*Source passage*:

The hard lesson learned through Everywear was mainly about market size. They became the most successful smartwatch game developer out there but still did not have a market big enough to win in. The ceiling of the market was crucial for ambition. Even if the product worked, smartwatch games could not support the scale they wanted to build toward.

That mismatch pushed Mika into a more reflective “what have I learned?” mode. He used his learnings from the journey with Everywear to rethink what direction the company needed to move into, and what type of arena the next one would be.

1 – Insight & arena

By 2018, the smartwatch chapter had forced a clearer view of what had actually gone wrong. Mika realized he had internalized “blue ocean” thinking as “avoid competition,” and that this bias made him overvalue arenas with little competitive pressure even when the demand was not there at the scale they needed. In hindsight, the absence of competition was not a moat. It was often a sign that the market itself was not real yet.

From there, he flipped the lens. In mobile games the competition was intense, but Mika started seeing competition as something that “defines the market.” What mattered more than the number of incumbents was whether the industry was still immature and changing. If it was, then the category would keep evolving, and a new company could still win by building toward what the mature version should look like.

That immaturity lens also shaped how they thought about games as a category. Mika realised that one of the clearest signs of immaturity in a market is when creators build mainly from their own intrinsic motivations instead of deeply understanding a specific audience. For Metacore, choosing the arena meant choosing to compete in a market they believed was real and growing, and to build with an audience-first thesis that many teams still lacked.

*Exercise 1*:
List every phrase that appears inside quotation marks in the passage about Everywear and Metacore.
*Exercise 2*:
Write the next paragraph of the passage about Everywear and Metacore, picking up right after its final sentence.

*Recorded information*:
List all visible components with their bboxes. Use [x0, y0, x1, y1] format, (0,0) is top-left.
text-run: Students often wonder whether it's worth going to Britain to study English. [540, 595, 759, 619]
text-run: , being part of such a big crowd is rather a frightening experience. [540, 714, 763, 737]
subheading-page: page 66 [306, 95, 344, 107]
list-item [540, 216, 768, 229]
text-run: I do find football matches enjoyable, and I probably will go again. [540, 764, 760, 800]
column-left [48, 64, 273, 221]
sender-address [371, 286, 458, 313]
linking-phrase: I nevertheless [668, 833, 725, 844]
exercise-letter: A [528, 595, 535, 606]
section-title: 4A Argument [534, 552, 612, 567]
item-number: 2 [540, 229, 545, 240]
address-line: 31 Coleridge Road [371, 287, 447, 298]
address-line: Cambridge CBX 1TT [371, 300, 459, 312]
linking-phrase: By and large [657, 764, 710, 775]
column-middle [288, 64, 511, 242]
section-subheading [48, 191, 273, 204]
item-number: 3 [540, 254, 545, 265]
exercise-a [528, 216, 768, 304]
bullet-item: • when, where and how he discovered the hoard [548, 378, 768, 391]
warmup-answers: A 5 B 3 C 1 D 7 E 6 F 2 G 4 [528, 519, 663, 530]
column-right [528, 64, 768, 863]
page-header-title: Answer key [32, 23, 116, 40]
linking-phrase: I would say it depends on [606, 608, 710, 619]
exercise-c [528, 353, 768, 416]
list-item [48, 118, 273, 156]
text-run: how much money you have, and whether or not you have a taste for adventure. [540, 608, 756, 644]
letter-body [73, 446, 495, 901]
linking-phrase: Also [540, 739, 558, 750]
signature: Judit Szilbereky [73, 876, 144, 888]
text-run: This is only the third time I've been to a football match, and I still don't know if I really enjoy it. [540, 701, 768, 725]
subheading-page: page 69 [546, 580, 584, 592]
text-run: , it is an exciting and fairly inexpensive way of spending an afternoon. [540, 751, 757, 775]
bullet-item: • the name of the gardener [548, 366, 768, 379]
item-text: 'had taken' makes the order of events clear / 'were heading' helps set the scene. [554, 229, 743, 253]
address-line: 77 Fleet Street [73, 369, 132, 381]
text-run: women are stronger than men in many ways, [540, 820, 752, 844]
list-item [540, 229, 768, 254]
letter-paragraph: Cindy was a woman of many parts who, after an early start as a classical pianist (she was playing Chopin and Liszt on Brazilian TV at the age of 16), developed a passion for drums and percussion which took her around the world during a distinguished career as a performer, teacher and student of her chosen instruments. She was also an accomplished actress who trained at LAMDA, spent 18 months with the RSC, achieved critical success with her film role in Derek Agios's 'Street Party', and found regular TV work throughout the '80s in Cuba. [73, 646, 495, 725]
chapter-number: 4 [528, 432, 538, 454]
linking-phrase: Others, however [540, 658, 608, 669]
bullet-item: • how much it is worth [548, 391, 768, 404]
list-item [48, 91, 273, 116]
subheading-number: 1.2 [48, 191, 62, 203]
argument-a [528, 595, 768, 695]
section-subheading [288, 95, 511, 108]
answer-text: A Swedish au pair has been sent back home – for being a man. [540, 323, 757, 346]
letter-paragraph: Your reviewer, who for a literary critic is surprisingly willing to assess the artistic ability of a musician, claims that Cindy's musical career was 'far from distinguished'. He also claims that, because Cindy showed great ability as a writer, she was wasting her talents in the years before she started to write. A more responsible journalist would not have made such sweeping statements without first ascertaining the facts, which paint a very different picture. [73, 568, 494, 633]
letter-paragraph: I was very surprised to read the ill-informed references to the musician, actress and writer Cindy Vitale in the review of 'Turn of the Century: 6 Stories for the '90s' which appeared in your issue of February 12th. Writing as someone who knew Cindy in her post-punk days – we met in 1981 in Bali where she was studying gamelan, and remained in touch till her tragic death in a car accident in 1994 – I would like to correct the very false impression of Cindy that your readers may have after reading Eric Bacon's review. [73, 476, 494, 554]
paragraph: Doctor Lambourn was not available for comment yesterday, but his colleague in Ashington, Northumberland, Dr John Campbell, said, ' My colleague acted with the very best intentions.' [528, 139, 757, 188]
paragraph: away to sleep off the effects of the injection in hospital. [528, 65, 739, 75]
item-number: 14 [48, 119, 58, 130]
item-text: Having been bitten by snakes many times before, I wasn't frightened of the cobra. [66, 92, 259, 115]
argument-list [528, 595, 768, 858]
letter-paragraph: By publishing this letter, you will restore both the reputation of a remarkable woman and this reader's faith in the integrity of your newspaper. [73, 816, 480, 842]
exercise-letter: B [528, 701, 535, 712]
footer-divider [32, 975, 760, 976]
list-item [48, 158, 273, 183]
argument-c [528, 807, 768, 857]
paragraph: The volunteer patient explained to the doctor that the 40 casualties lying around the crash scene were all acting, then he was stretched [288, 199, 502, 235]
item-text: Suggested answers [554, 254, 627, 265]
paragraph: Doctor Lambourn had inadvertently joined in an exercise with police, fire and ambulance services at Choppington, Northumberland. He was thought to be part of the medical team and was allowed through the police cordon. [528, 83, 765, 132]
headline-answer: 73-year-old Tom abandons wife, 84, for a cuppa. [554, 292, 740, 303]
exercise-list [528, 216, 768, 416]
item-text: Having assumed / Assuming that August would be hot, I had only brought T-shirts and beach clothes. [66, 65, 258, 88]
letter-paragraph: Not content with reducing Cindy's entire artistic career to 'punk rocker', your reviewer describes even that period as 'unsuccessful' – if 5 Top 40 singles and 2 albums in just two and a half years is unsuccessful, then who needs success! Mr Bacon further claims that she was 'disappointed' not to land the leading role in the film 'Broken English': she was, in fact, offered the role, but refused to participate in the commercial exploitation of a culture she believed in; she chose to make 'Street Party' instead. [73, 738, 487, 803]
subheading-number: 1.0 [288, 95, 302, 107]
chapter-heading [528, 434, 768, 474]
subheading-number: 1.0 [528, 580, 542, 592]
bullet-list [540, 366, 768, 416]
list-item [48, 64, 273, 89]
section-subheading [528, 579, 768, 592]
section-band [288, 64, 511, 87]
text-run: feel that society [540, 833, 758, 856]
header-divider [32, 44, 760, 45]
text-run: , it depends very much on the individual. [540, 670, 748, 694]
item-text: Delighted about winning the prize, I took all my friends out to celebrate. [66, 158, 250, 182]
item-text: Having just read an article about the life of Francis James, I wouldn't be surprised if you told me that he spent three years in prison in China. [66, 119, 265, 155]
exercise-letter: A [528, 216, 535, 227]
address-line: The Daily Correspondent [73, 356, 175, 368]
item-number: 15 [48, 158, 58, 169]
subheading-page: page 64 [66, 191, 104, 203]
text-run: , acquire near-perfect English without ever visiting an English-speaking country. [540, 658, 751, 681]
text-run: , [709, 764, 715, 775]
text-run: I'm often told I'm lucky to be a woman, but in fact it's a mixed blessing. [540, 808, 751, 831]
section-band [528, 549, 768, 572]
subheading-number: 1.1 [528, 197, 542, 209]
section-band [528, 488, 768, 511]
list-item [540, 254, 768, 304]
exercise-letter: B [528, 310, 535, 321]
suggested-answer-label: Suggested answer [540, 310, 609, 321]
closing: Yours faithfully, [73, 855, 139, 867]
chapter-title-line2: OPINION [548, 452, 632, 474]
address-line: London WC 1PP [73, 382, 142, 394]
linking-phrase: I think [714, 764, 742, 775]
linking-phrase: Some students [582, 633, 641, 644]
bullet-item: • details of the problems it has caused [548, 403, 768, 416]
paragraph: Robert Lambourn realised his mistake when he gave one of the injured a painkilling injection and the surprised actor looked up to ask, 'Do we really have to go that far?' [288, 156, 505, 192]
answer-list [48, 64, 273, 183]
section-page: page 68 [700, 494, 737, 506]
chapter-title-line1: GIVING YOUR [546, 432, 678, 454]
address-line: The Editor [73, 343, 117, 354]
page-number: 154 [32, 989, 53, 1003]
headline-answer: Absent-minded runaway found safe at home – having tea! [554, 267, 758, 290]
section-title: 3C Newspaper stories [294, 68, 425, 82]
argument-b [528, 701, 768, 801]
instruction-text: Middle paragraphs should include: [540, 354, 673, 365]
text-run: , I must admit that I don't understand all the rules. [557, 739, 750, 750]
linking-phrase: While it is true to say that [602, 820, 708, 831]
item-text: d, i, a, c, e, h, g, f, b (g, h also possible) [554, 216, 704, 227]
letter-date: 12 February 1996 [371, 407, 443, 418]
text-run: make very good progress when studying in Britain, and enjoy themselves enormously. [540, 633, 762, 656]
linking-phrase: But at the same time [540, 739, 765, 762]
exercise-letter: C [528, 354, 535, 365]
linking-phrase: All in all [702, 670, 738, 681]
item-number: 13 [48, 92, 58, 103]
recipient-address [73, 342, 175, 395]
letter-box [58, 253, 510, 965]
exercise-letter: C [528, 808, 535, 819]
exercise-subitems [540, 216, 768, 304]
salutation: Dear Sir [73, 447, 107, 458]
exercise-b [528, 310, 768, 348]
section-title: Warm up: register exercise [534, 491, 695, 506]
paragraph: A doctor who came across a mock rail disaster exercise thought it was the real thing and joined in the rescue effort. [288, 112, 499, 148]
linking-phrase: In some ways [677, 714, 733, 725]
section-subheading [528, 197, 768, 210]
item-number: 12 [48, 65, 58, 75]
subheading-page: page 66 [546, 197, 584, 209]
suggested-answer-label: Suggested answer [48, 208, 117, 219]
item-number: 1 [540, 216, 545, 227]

*Answer 1*:
"what have I learned?"
"blue ocean"
"avoid competition"
"defines the market"

*Answer 2*:
2 – R&D & validation

The pivot from Everywear to Metacore was not a clean slide. Pivots are a disruptive process because the vision changes and the skill requirements to fulfil vision change with it. Some people do not buy the new direction, and the company has to rebuild around what the next game actually demands.

When transitioning into mobile, they realised the core risk was that the industry still lacked clarity about audiences. Studios were building for their own taste and the category lacked vocabulary and shared understanding for talking about audiences properly. For Metacore, the early job was to create that clarity before sinking time into mechanics.

That is why their validation approach started with concepts rather than prototypes. Mika’s logic was simple: if you do not understand the audience, you cannot meaningfully prototype for them. So they began by testing story-driven premises and building a language that matched the audience they wanted to reach, and only moved toward deeper building once those early signals were there. He notes that today you could create and iterate these kinds of story premises much faster with modern tools, which makes the signal-seeking loop even quicker.

They also carried over one hard product thesis from smartwatch. Short sessions taught them that moment-to-moment gameplay is not enough if the experience does not stay with the player. The game has to “live in your head” between sessions, and in that setup the meta becomes more important than the core. That insight became a deliberate design direction as they moved into mobile.

3 – MVP & early adopters

Instead of building a full prototype upfront, they ran a sequence of small tests, increasing fidelity only when the market reaction justified it. Mika’s view on this was that teams often postpone testing until late, and once they are close to launch they get nervous and start explaining away bad signals with “a million different excuses.” Their answer was to force external reactions early, before the team had time to rationalise.

One early step was concept testing through PlaytestCloud, where they saw strong results which gave them the signal to justify building the next step. They then built the smallest playable test they could, a version with only one session of content. They tested it again through PlaytestCloud, watched videos of players playing, listened to reactions, and collected scores and written feedback. When those signals stayed positive, they expanded the playable toward “a couple of days” of content.